__Task to complete__: Count lines holding the word "icon". Only the number is wanted.

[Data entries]
------------------------------

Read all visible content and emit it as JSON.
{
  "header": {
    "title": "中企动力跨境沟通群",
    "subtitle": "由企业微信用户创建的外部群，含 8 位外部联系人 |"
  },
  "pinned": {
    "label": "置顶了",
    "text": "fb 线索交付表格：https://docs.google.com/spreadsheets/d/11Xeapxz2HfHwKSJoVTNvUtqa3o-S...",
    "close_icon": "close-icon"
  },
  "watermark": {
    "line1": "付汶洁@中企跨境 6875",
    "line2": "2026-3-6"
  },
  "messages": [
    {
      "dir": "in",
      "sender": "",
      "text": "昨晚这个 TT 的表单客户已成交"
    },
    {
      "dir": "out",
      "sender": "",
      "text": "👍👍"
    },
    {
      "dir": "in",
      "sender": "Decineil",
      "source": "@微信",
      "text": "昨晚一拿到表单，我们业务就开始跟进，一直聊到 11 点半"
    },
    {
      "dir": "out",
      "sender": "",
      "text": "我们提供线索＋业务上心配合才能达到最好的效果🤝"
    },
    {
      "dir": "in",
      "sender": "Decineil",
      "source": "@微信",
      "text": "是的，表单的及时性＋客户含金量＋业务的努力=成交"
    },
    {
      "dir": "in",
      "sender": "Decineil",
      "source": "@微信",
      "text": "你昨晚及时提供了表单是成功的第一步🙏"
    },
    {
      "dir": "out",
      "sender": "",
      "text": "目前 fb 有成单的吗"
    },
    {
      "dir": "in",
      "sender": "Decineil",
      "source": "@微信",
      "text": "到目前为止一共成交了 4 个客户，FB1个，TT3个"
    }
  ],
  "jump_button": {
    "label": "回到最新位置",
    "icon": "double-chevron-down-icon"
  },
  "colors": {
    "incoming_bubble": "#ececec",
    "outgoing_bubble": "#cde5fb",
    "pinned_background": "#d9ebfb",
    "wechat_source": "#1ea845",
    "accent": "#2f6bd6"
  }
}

------------------------------

__Answer for this exercise__: 2